__Task goal__. In the records that follow, locate every line with "cubos" and extract it.

____________

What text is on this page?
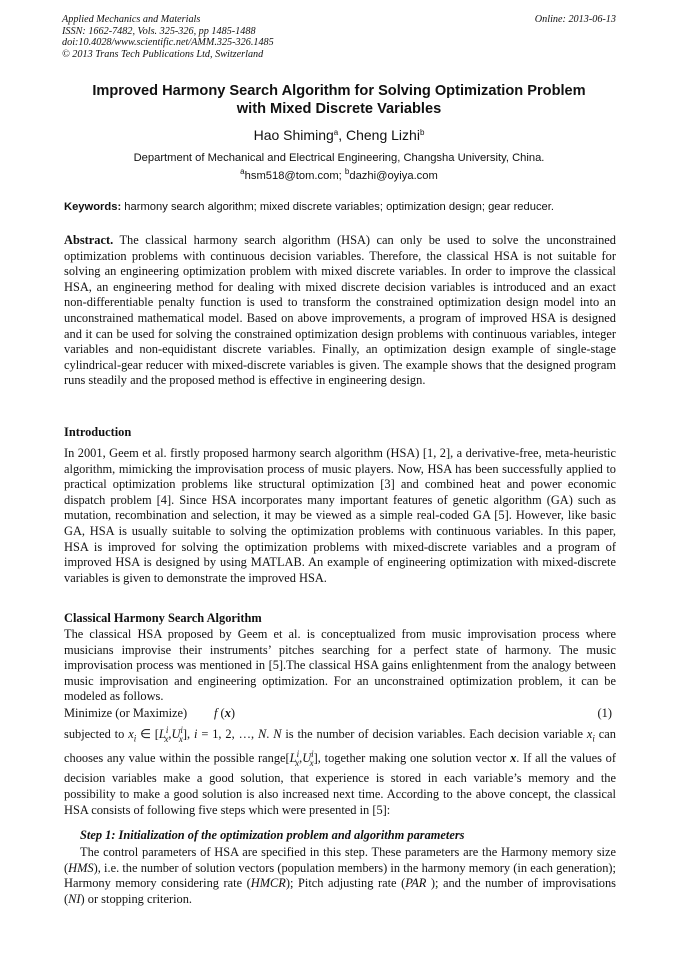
Applied Mechanics and Materials
ISSN: 1662-7482, Vols. 325-326, pp 1485-1488
doi:10.4028/www.scientific.net/AMM.325-326.1485
© 2013 Trans Tech Publications Ltd, Switzerland
Online: 2013-06-13
Improved Harmony Search Algorithm for Solving Optimization Problem
with Mixed Discrete Variables
Hao Shiming$^a$, Cheng Lizhi$^b$
Department of Mechanical and Electrical Engineering, Changsha University, China.
$^a$hsm518@tom.com; $^b$dazhi@oyiya.com
Keywords: harmony search algorithm; mixed discrete variables; optimization design; gear reducer.

Abstract. The classical harmony search algorithm (HSA) can only be used to solve the unconstrained optimization problems with continuous decision variables. Therefore, the classical HSA is not suitable for solving an engineering optimization problem with mixed discrete variables. In order to improve the classical HSA, an engineering method for dealing with mixed discrete decision variables is introduced and an exact non-differentiable penalty function is used to transform the constrained optimization design model into an unconstrained mathematical model. Based on above improvements, a program of improved HSA is designed and it can be used for solving the constrained optimization design problems with continuous variables, integer variables and non-equidistant discrete variables. Finally, an optimization design example of single-stage cylindrical-gear reducer with mixed-discrete variables is given. The example shows that the designed program runs steadily and the proposed method is effective in engineering design.

Introduction

In 2001, Geem et al. firstly proposed harmony search algorithm (HSA) [1, 2], a derivative-free, meta-heuristic algorithm, mimicking the improvisation process of music players. Now, HSA has been successfully applied to practical optimization problems like structural optimization [3] and combined heat and power economic dispatch problem [4]. Since HSA incorporates many important features of genetic algorithm (GA) such as mutation, recombination and selection, it may be viewed as a simple real-coded GA [5]. However, like basic GA, HSA is usually suitable to solving the optimization problems with continuous variables. In this paper, HSA is improved for solving the optimization problems with mixed-discrete variables and a program of improved HSA is designed by using MATLAB. An example of engineering optimization with mixed-discrete variables is given to demonstrate the improved HSA.

Classical Harmony Search Algorithm

The classical HSA proposed by Geem et al. is conceptualized from music improvisation process where musicians improvise their instruments’ pitches searching for a perfect state of harmony. The music improvisation process was mentioned in [5].The classical HSA gains enlightenment from the analogy between music improvisation and engineering optimization. For an unconstrained optimization problem, it can be modeled as follows.

Minimize (or Maximize) f (x)	(1)

subjected to $x_i$ ∈ $[L^i_x,U^i_x]$, i = 1, 2, …, N. N is the number of decision variables. Each decision variable $x_i$ can chooses any value within the possible $range[L^i_x,U^i_x]$, together making one solution vector x. If all the values of decision variables make a good solution, that experience is stored in each variable’s memory and the possibility to make a good solution is also increased next time. According to the above concept, the classical HSA consists of following five steps which were presented in [5]:

Step 1: Initialization of the optimization problem and algorithm parameters

The control parameters of HSA are specified in this step. These parameters are the Harmony memory size (HMS), i.e. the number of solution vectors (population members) in the harmony memory (in each generation); Harmony memory considering rate (HMCR); Pitch adjusting rate (PAR ); and the number of improvisations (NI) or stopping criterion.
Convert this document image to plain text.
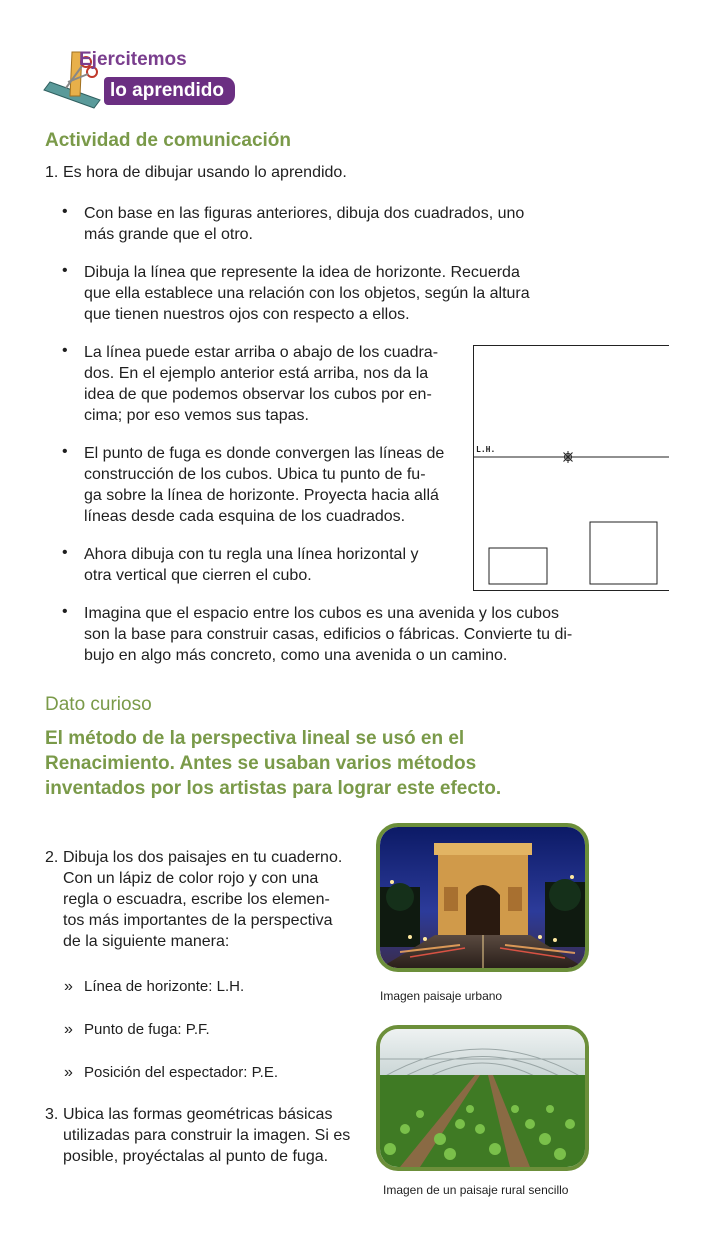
Ejercitemos
lo aprendido
Actividad de comunicación
1. Es hora de dibujar usando lo aprendido.
• Con base en las figuras anteriores, dibuja dos cuadrados, uno
más grande que el otro.
• Dibuja la línea que represente la idea de horizonte. Recuerda
que ella establece una relación con los objetos, según la altura
que tienen nuestros ojos con respecto a ellos.
• La línea puede estar arriba o abajo de los cuadra-
dos. En el ejemplo anterior está arriba, nos da la
idea de que podemos observar los cubos por en-
cima; por eso vemos sus tapas.
• El punto de fuga es donde convergen las líneas de
construcción de los cubos. Ubica tu punto de fu-
ga sobre la línea de horizonte. Proyecta hacia allá
líneas desde cada esquina de los cuadrados.
• Ahora dibuja con tu regla una línea horizontal y
otra vertical que cierren el cubo.
• Imagina que el espacio entre los cubos es una avenida y los cubos
son la base para construir casas, edificios o fábricas. Convierte tu di-
bujo en algo más concreto, como una avenida o un camino.
L.H.
Dato curioso
El método de la perspectiva lineal se usó en el
Renacimiento. Antes se usaban varios métodos
inventados por los artistas para lograr este efecto.
2. Dibuja los dos paisajes en tu cuaderno.
Con un lápiz de color rojo y con una
regla o escuadra, escribe los elemen-
tos más importantes de la perspectiva
de la siguiente manera:
» Línea de horizonte: L.H.
» Punto de fuga: P.F.
» Posición del espectador: P.E.
3. Ubica las formas geométricas básicas
utilizadas para construir la imagen. Si es
posible, proyéctalas al punto de fuga.
Imagen paisaje urbano
Imagen de un paisaje rural sencillo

____________

__Task response__.
idea de que podemos observar los cubos por en-
construcción de los cubos. Ubica tu punto de fu-
• Imagina que el espacio entre los cubos es una avenida y los cubos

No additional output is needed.